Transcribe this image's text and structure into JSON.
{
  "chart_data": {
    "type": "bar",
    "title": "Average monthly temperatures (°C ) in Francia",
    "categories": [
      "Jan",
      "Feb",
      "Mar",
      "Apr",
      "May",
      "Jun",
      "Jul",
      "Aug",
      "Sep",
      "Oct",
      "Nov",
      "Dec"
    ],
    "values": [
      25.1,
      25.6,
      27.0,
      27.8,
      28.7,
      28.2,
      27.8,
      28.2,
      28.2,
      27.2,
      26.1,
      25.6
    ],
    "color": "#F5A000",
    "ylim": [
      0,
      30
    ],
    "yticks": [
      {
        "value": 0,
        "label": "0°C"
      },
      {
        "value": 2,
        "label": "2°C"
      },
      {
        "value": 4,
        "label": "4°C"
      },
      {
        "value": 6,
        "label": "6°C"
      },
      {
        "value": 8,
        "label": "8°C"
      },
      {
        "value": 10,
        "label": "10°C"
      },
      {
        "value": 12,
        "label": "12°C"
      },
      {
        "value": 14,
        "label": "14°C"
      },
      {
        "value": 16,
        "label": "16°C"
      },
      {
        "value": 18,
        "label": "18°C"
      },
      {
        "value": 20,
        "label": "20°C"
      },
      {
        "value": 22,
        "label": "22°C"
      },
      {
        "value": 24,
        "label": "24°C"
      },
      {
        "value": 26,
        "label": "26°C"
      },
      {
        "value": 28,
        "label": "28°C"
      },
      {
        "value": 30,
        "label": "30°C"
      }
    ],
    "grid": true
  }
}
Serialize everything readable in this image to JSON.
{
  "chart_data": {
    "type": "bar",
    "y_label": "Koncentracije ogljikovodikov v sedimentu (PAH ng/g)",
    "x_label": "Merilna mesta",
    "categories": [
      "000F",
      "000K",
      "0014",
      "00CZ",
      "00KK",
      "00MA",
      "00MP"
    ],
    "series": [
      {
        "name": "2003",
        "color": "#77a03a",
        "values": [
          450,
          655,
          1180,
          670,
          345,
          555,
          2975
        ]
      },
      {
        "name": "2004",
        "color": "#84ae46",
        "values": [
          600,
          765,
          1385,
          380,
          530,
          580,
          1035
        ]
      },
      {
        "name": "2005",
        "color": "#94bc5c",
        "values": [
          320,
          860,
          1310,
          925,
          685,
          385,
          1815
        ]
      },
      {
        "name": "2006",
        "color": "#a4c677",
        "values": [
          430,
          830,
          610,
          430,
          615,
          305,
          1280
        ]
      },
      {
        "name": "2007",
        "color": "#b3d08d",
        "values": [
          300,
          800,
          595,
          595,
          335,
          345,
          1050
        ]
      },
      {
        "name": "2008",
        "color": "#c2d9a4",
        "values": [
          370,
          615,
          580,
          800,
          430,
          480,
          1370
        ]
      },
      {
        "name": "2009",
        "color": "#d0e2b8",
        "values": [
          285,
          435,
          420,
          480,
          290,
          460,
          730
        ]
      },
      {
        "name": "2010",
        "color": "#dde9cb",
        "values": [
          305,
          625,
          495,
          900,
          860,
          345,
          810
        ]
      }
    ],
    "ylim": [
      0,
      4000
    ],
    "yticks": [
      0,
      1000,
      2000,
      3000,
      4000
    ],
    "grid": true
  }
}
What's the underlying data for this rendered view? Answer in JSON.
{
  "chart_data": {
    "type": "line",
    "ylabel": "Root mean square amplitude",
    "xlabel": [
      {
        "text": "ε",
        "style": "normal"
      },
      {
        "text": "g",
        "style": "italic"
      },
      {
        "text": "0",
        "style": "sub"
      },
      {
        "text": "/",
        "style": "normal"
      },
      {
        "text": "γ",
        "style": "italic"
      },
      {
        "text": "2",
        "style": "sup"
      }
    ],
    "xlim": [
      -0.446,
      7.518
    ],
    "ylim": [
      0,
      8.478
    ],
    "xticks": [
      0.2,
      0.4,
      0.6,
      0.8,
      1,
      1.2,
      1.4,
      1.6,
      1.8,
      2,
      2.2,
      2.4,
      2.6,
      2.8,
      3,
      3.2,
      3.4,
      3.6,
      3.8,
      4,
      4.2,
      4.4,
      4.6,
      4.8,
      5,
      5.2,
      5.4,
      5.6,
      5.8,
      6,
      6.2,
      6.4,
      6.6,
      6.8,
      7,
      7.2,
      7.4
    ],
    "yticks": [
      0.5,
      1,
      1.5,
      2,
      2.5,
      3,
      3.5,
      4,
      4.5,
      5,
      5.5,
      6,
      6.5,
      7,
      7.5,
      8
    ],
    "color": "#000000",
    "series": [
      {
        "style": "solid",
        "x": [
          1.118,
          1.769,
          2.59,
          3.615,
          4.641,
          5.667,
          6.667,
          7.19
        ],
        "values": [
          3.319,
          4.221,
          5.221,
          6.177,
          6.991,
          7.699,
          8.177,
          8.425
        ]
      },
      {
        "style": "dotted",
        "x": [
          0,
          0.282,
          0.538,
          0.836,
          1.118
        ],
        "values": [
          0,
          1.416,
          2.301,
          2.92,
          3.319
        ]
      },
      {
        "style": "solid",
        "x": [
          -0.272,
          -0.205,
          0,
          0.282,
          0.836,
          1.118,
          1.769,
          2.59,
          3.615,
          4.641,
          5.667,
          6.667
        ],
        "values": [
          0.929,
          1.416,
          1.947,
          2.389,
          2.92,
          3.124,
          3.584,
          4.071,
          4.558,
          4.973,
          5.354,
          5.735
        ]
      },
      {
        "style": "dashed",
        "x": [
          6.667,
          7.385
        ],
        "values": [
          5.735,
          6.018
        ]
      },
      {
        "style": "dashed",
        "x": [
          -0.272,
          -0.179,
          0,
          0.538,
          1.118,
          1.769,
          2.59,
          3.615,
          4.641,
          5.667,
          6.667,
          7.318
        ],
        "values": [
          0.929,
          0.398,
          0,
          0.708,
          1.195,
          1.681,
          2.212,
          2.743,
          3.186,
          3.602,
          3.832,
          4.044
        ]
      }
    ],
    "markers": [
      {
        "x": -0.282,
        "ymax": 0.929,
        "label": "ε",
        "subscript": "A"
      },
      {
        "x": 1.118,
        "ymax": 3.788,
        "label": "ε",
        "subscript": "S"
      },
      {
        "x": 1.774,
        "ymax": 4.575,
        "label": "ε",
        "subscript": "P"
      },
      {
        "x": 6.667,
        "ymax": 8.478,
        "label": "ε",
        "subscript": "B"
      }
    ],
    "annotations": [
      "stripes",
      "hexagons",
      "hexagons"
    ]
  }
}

───

• PROBLEM TO WORK ON: Would you copy out each line exactly as written?

• COMPLETE RESPONSE:
Transcribe this image's text and structure into JSON.
{
  "chart_data": {
    "type": "bar",
    "title": "Average monthly temperatures (°C ) in Francia",
    "categories": [
      "Jan",
      "Feb",
      "Mar",
      "Apr",
      "May",
      "Jun",
      "Jul",
      "Aug",
      "Sep",
      "Oct",
      "Nov",
      "Dec"
    ],
    "values": [
      25.1,
      25.6,
      27.0,
      27.8,
      28.7,
      28.2,
      27.8,
      28.2,
      28.2,
      27.2,
      26.1,
      25.6
    ],
    "color": "#F5A000",
    "ylim": [
      0,
      30
    ],
    "yticks": [
      {
        "value": 0,
        "label": "0°C"
      },
      {
        "value": 2,
        "label": "2°C"
      },
      {
        "value": 4,
        "label": "4°C"
      },
      {
        "value": 6,
        "label": "6°C"
      },
      {
        "value": 8,
        "label": "8°C"
      },
      {
        "value": 10,
        "label": "10°C"
      },
      {
        "value": 12,
        "label": "12°C"
      },
      {
        "value": 14,
        "label": "14°C"
      },
      {
        "value": 16,
        "label": "16°C"
      },
      {
        "value": 18,
        "label": "18°C"
      },
      {
        "value": 20,
        "label": "20°C"
      },
      {
        "value": 22,
        "label": "22°C"
      },
      {
        "value": 24,
        "label": "24°C"
      },
      {
        "value": 26,
        "label": "26°C"
      },
      {
        "value": 28,
        "label": "28°C"
      },
      {
        "value": 30,
        "label": "30°C"
      }
    ],
    "grid": true
  }
}
Serialize everything readable in this image to JSON.
{
  "chart_data": {
    "type": "bar",
    "y_label": "Koncentracije ogljikovodikov v sedimentu (PAH ng/g)",
    "x_label": "Merilna mesta",
    "categories": [
      "000F",
      "000K",
      "0014",
      "00CZ",
      "00KK",
      "00MA",
      "00MP"
    ],
    "series": [
      {
        "name": "2003",
        "color": "#77a03a",
        "values": [
          450,
          655,
          1180,
          670,
          345,
          555,
          2975
        ]
      },
      {
        "name": "2004",
        "color": "#84ae46",
        "values": [
          600,
          765,
          1385,
          380,
          530,
          580,
          1035
        ]
      },
      {
        "name": "2005",
        "color": "#94bc5c",
        "values": [
          320,
          860,
          1310,
          925,
          685,
          385,
          1815
        ]
      },
      {
        "name": "2006",
        "color": "#a4c677",
        "values": [
          430,
          830,
          610,
          430,
          615,
          305,
          1280
        ]
      },
      {
        "name": "2007",
        "color": "#b3d08d",
        "values": [
          300,
          800,
          595,
          595,
          335,
          345,
          1050
        ]
      },
      {
        "name": "2008",
        "color": "#c2d9a4",
        "values": [
          370,
          615,
          580,
          800,
          430,
          480,
          1370
        ]
      },
      {
        "name": "2009",
        "color": "#d0e2b8",
        "values": [
          285,
          435,
          420,
          480,
          290,
          460,
          730
        ]
      },
      {
        "name": "2010",
        "color": "#dde9cb",
        "values": [
          305,
          625,
          495,
          900,
          860,
          345,
          810
        ]
      }
    ],
    "ylim": [
      0,
      4000
    ],
    "yticks": [
      0,
      1000,
      2000,
      3000,
      4000
    ],
    "grid": true
  }
}
What's the underlying data for this rendered view? Answer in JSON.
{
  "chart_data": {
    "type": "line",
    "ylabel": "Root mean square amplitude",
    "xlabel": [
      {
        "text": "ε",
        "style": "normal"
      },
      {
        "text": "g",
        "style": "italic"
      },
      {
        "text": "0",
        "style": "sub"
      },
      {
        "text": "/",
        "style": "normal"
      },
      {
        "text": "γ",
        "style": "italic"
      },
      {
        "text": "2",
        "style": "sup"
      }
    ],
    "xlim": [
      -0.446,
      7.518
    ],
    "ylim": [
      0,
      8.478
    ],
    "xticks": [
      0.2,
      0.4,
      0.6,
      0.8,
      1,
      1.2,
      1.4,
      1.6,
      1.8,
      2,
      2.2,
      2.4,
      2.6,
      2.8,
      3,
      3.2,
      3.4,
      3.6,
      3.8,
      4,
      4.2,
      4.4,
      4.6,
      4.8,
      5,
      5.2,
      5.4,
      5.6,
      5.8,
      6,
      6.2,
      6.4,
      6.6,
      6.8,
      7,
      7.2,
      7.4
    ],
    "yticks": [
      0.5,
      1,
      1.5,
      2,
      2.5,
      3,
      3.5,
      4,
      4.5,
      5,
      5.5,
      6,
      6.5,
      7,
      7.5,
      8
    ],
    "color": "#000000",
    "series": [
      {
        "style": "solid",
        "x": [
          1.118,
          1.769,
          2.59,
          3.615,
          4.641,
          5.667,
          6.667,
          7.19
        ],
        "values": [
          3.319,
          4.221,
          5.221,
          6.177,
          6.991,
          7.699,
          8.177,
          8.425
        ]
      },
      {
        "style": "dotted",
        "x": [
          0,
          0.282,
          0.538,
          0.836,
          1.118
        ],
        "values": [
          0,
          1.416,
          2.301,
          2.92,
          3.319
        ]
      },
      {
        "style": "solid",
        "x": [
          -0.272,
          -0.205,
          0,
          0.282,
          0.836,
          1.118,
          1.769,
          2.59,
          3.615,
          4.641,
          5.667,
          6.667
        ],
        "values": [
          0.929,
          1.416,
          1.947,
          2.389,
          2.92,
          3.124,
          3.584,
          4.071,
          4.558,
          4.973,
          5.354,
          5.735
        ]
      },
      {
        "style": "dashed",
        "x": [
          6.667,
          7.385
        ],
        "values": [
          5.735,
          6.018
        ]
      },
      {
        "style": "dashed",
        "x": [
          -0.272,
          -0.179,
          0,
          0.538,
          1.118,
          1.769,
          2.59,
          3.615,
          4.641,
          5.667,
          6.667,
          7.318
        ],
        "values": [
          0.929,
          0.398,
          0,
          0.708,
          1.195,
          1.681,
          2.212,
          2.743,
          3.186,
          3.602,
          3.832,
          4.044
        ]
      }
    ],
    "markers": [
      {
        "x": -0.282,
        "ymax": 0.929,
        "label": "ε",
        "subscript": "A"
      },
      {
        "x": 1.118,
        "ymax": 3.788,
        "label": "ε",
        "subscript": "S"
      },
      {
        "x": 1.774,
        "ymax": 4.575,
        "label": "ε",
        "subscript": "P"
      },
      {
        "x": 6.667,
        "ymax": 8.478,
        "label": "ε",
        "subscript": "B"
      }
    ],
    "annotations": [
      "stripes",
      "hexagons",
      "hexagons"
    ]
  }
}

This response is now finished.